THE TASK
Repeat each record exactly as written, and drop any images.

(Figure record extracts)
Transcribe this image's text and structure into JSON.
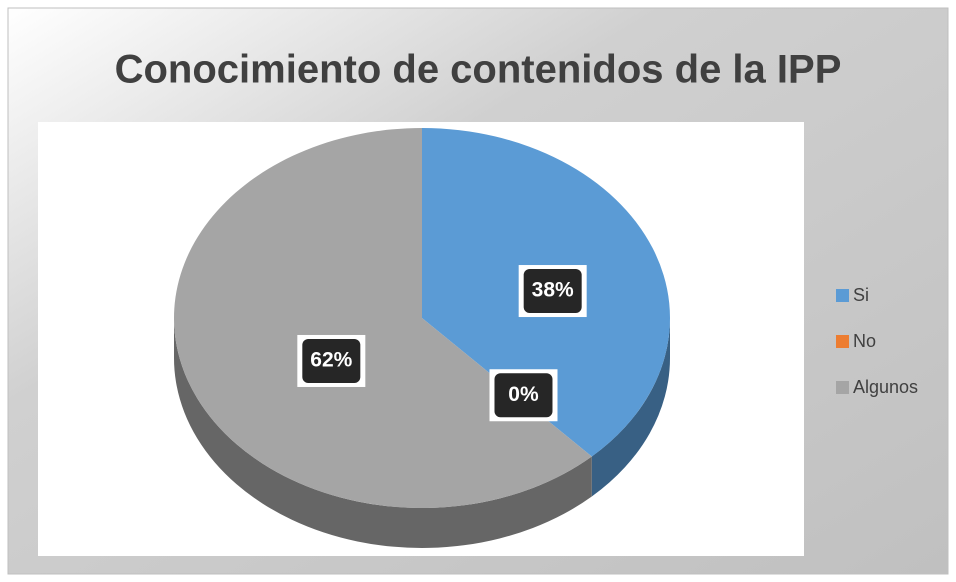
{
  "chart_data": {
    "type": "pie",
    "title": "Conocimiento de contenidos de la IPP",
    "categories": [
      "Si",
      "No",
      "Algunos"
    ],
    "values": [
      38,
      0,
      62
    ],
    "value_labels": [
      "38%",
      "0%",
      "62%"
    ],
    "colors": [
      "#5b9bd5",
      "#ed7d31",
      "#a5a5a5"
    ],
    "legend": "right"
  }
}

THE ANSWER
Transcribe this image's text and structure into JSON.
{
  "chart_data": {
    "type": "pie",
    "title": "Conocimiento de contenidos de la IPP",
    "categories": [
      "Si",
      "No",
      "Algunos"
    ],
    "values": [
      38,
      0,
      62
    ],
    "value_labels": [
      "38%",
      "0%",
      "62%"
    ],
    "colors": [
      "#5b9bd5",
      "#ed7d31",
      "#a5a5a5"
    ],
    "legend": "right"
  }
}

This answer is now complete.